■ **Data section**
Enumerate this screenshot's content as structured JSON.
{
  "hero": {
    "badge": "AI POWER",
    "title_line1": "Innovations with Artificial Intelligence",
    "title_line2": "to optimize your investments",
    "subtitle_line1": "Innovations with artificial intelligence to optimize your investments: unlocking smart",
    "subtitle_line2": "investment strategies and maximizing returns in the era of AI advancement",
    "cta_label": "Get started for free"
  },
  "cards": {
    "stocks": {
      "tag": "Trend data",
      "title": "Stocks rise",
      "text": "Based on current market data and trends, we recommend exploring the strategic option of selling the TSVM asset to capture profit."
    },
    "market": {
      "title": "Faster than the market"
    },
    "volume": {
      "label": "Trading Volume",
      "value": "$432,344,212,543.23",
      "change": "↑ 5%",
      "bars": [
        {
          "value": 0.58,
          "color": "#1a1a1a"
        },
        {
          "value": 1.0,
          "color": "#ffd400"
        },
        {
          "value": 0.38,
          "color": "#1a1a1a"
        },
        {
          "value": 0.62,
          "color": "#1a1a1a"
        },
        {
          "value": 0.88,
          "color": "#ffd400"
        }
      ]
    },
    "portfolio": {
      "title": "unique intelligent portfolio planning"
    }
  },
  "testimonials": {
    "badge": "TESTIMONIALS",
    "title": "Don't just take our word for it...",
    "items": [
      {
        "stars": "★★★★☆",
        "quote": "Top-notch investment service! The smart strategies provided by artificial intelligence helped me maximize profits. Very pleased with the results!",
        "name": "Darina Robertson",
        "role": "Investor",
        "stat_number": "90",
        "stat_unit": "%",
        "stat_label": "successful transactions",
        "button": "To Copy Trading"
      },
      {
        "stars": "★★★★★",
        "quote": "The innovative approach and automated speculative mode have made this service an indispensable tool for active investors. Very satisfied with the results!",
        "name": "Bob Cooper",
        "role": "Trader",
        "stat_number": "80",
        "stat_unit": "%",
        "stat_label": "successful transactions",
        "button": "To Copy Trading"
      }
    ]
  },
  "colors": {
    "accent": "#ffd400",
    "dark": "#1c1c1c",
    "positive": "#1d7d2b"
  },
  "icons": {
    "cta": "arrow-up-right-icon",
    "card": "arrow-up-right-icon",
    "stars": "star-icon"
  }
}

...

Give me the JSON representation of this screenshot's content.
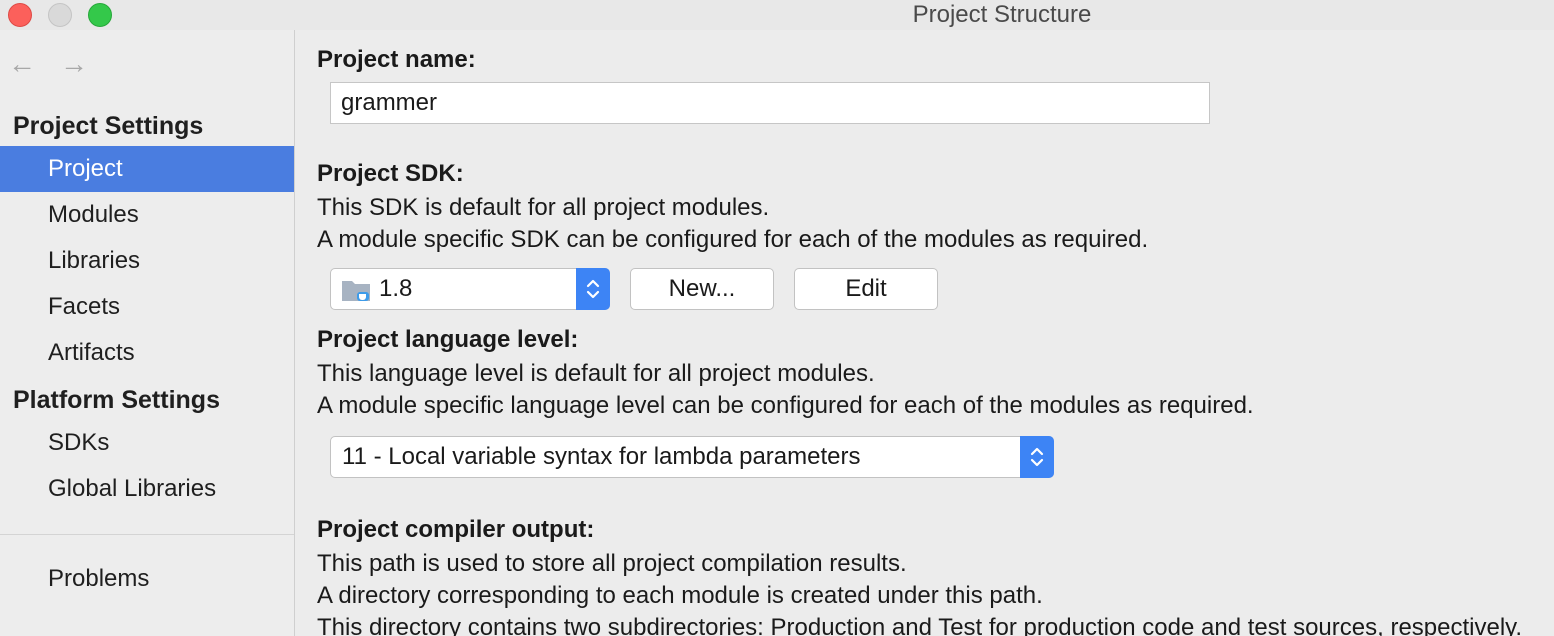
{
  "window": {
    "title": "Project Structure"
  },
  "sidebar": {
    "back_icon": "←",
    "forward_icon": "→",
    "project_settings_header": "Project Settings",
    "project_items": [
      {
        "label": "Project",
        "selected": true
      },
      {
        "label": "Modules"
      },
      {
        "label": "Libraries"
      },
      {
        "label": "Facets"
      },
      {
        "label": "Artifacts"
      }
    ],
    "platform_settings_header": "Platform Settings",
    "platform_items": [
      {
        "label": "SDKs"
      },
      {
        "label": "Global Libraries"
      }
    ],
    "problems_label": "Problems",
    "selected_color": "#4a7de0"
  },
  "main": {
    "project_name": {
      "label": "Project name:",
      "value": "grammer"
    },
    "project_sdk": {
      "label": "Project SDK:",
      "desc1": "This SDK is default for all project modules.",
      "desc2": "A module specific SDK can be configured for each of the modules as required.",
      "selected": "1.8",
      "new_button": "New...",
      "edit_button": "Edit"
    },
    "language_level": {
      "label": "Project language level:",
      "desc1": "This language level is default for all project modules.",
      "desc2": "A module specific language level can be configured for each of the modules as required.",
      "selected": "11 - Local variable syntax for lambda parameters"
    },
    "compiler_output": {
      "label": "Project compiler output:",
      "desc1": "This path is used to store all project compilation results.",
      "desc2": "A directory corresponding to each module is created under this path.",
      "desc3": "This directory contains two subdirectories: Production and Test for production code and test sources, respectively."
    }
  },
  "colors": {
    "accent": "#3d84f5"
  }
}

■ **Instructions to follow**
Report how many lines in the records hold the word "required", giving the number and nothing else.

■ **Answer to this exercise**
2